**What you have to do:** The entries below need to be written out exactly, with no pictures included.

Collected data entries
[start]
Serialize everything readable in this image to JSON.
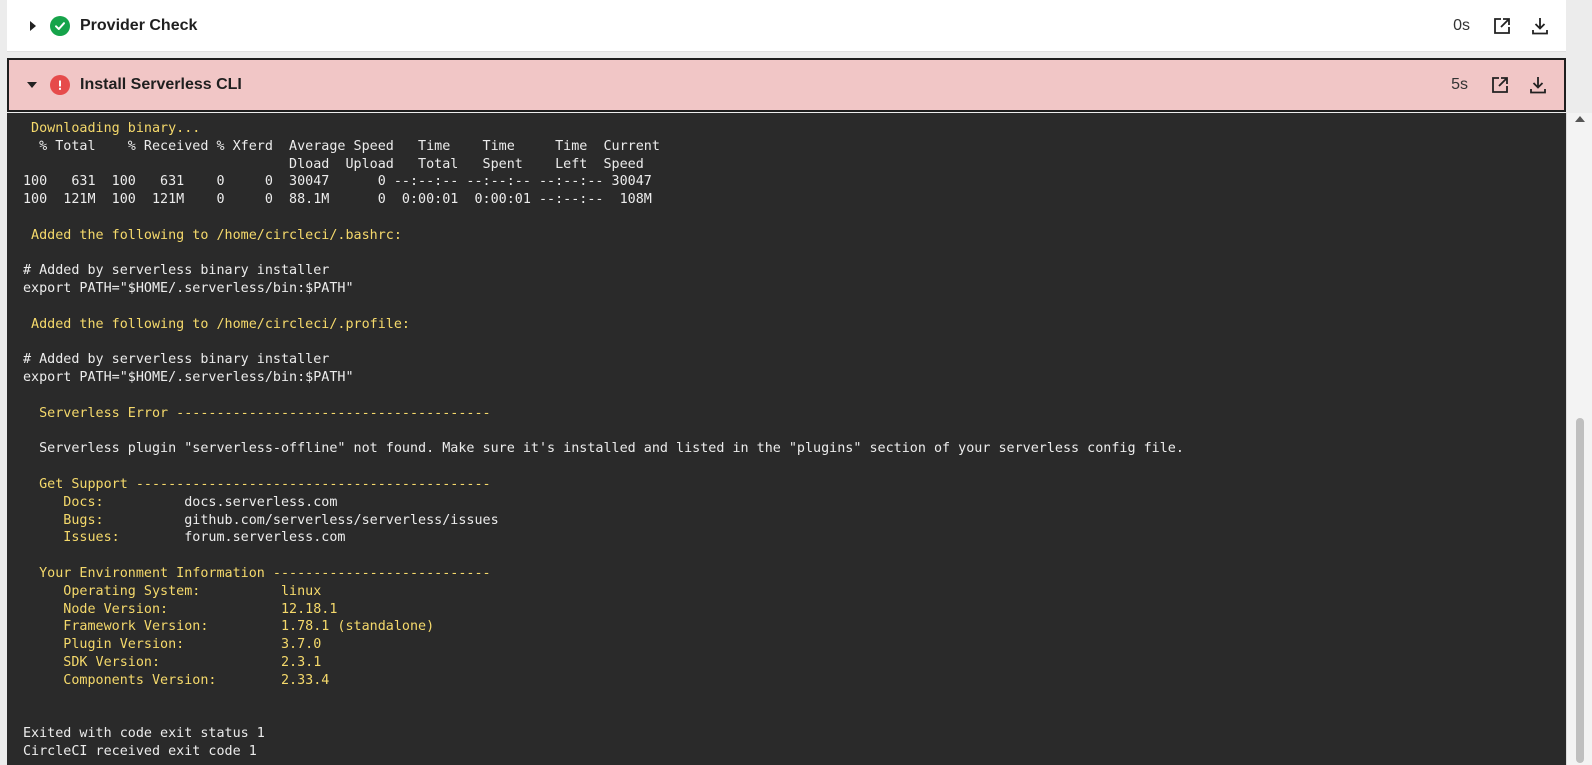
{
  "steps": [
    {
      "title": "Provider Check",
      "duration": "0s",
      "status": "success",
      "expanded": false
    },
    {
      "title": "Install Serverless CLI",
      "duration": "5s",
      "status": "failed",
      "expanded": true
    }
  ],
  "icons": {
    "success": "check-circle-icon",
    "failed": "exclamation-circle-icon",
    "open": "external-link-icon",
    "download": "download-icon"
  },
  "colors": {
    "success": "#16a34a",
    "failed": "#e64b4b",
    "failed_header_bg": "#f1c6c6",
    "terminal_bg": "#2a2a2a",
    "log_highlight": "#f5d96b"
  },
  "log": [
    {
      "text": " Downloading binary...",
      "c": "y"
    },
    {
      "text": "  % Total    % Received % Xferd  Average Speed   Time    Time     Time  Current",
      "c": "w"
    },
    {
      "text": "                                 Dload  Upload   Total   Spent    Left  Speed",
      "c": "w"
    },
    {
      "text": "100   631  100   631    0     0  30047      0 --:--:-- --:--:-- --:--:-- 30047",
      "c": "w"
    },
    {
      "text": "100  121M  100  121M    0     0  88.1M      0  0:00:01  0:00:01 --:--:--  108M",
      "c": "w"
    },
    {
      "text": "",
      "c": "w"
    },
    {
      "text": " Added the following to /home/circleci/.bashrc:",
      "c": "y"
    },
    {
      "text": "",
      "c": "w"
    },
    {
      "text": "# Added by serverless binary installer",
      "c": "w"
    },
    {
      "text": "export PATH=\"$HOME/.serverless/bin:$PATH\"",
      "c": "w"
    },
    {
      "text": "",
      "c": "w"
    },
    {
      "text": " Added the following to /home/circleci/.profile:",
      "c": "y"
    },
    {
      "text": "",
      "c": "w"
    },
    {
      "text": "# Added by serverless binary installer",
      "c": "w"
    },
    {
      "text": "export PATH=\"$HOME/.serverless/bin:$PATH\"",
      "c": "w"
    },
    {
      "text": "",
      "c": "w"
    },
    {
      "text": "  Serverless Error ---------------------------------------",
      "c": "y"
    },
    {
      "text": "",
      "c": "w"
    },
    {
      "text": "  Serverless plugin \"serverless-offline\" not found. Make sure it's installed and listed in the \"plugins\" section of your serverless config file.",
      "c": "w"
    },
    {
      "text": "",
      "c": "w"
    },
    {
      "text": "  Get Support --------------------------------------------",
      "c": "y"
    },
    {
      "text": "     Docs:          docs.serverless.com",
      "c": "y",
      "value_col": 20
    },
    {
      "text": "     Bugs:          github.com/serverless/serverless/issues",
      "c": "y",
      "value_col": 20
    },
    {
      "text": "     Issues:        forum.serverless.com",
      "c": "y",
      "value_col": 20
    },
    {
      "text": "",
      "c": "w"
    },
    {
      "text": "  Your Environment Information ---------------------------",
      "c": "y"
    },
    {
      "text": "     Operating System:          linux",
      "c": "y"
    },
    {
      "text": "     Node Version:              12.18.1",
      "c": "y"
    },
    {
      "text": "     Framework Version:         1.78.1 (standalone)",
      "c": "y"
    },
    {
      "text": "     Plugin Version:            3.7.0",
      "c": "y"
    },
    {
      "text": "     SDK Version:               2.3.1",
      "c": "y"
    },
    {
      "text": "     Components Version:        2.33.4",
      "c": "y"
    },
    {
      "text": "",
      "c": "w"
    },
    {
      "text": "",
      "c": "w"
    },
    {
      "text": "Exited with code exit status 1",
      "c": "w"
    },
    {
      "text": "CircleCI received exit code 1",
      "c": "w"
    }
  ]
}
[end]
**Response:**
Serialize everything readable in this image to JSON.
{
  "steps": [
    {
      "title": "Provider Check",
      "duration": "0s",
      "status": "success",
      "expanded": false
    },
    {
      "title": "Install Serverless CLI",
      "duration": "5s",
      "status": "failed",
      "expanded": true
    }
  ],
  "icons": {
    "success": "check-circle-icon",
    "failed": "exclamation-circle-icon",
    "open": "external-link-icon",
    "download": "download-icon"
  },
  "colors": {
    "success": "#16a34a",
    "failed": "#e64b4b",
    "failed_header_bg": "#f1c6c6",
    "terminal_bg": "#2a2a2a",
    "log_highlight": "#f5d96b"
  },
  "log": [
    {
      "text": " Downloading binary...",
      "c": "y"
    },
    {
      "text": "  % Total    % Received % Xferd  Average Speed   Time    Time     Time  Current",
      "c": "w"
    },
    {
      "text": "                                 Dload  Upload   Total   Spent    Left  Speed",
      "c": "w"
    },
    {
      "text": "100   631  100   631    0     0  30047      0 --:--:-- --:--:-- --:--:-- 30047",
      "c": "w"
    },
    {
      "text": "100  121M  100  121M    0     0  88.1M      0  0:00:01  0:00:01 --:--:--  108M",
      "c": "w"
    },
    {
      "text": "",
      "c": "w"
    },
    {
      "text": " Added the following to /home/circleci/.bashrc:",
      "c": "y"
    },
    {
      "text": "",
      "c": "w"
    },
    {
      "text": "# Added by serverless binary installer",
      "c": "w"
    },
    {
      "text": "export PATH=\"$HOME/.serverless/bin:$PATH\"",
      "c": "w"
    },
    {
      "text": "",
      "c": "w"
    },
    {
      "text": " Added the following to /home/circleci/.profile:",
      "c": "y"
    },
    {
      "text": "",
      "c": "w"
    },
    {
      "text": "# Added by serverless binary installer",
      "c": "w"
    },
    {
      "text": "export PATH=\"$HOME/.serverless/bin:$PATH\"",
      "c": "w"
    },
    {
      "text": "",
      "c": "w"
    },
    {
      "text": "  Serverless Error ---------------------------------------",
      "c": "y"
    },
    {
      "text": "",
      "c": "w"
    },
    {
      "text": "  Serverless plugin \"serverless-offline\" not found. Make sure it's installed and listed in the \"plugins\" section of your serverless config file.",
      "c": "w"
    },
    {
      "text": "",
      "c": "w"
    },
    {
      "text": "  Get Support --------------------------------------------",
      "c": "y"
    },
    {
      "text": "     Docs:          docs.serverless.com",
      "c": "y",
      "value_col": 20
    },
    {
      "text": "     Bugs:          github.com/serverless/serverless/issues",
      "c": "y",
      "value_col": 20
    },
    {
      "text": "     Issues:        forum.serverless.com",
      "c": "y",
      "value_col": 20
    },
    {
      "text": "",
      "c": "w"
    },
    {
      "text": "  Your Environment Information ---------------------------",
      "c": "y"
    },
    {
      "text": "     Operating System:          linux",
      "c": "y"
    },
    {
      "text": "     Node Version:              12.18.1",
      "c": "y"
    },
    {
      "text": "     Framework Version:         1.78.1 (standalone)",
      "c": "y"
    },
    {
      "text": "     Plugin Version:            3.7.0",
      "c": "y"
    },
    {
      "text": "     SDK Version:               2.3.1",
      "c": "y"
    },
    {
      "text": "     Components Version:        2.33.4",
      "c": "y"
    },
    {
      "text": "",
      "c": "w"
    },
    {
      "text": "",
      "c": "w"
    },
    {
      "text": "Exited with code exit status 1",
      "c": "w"
    },
    {
      "text": "CircleCI received exit code 1",
      "c": "w"
    }
  ]
}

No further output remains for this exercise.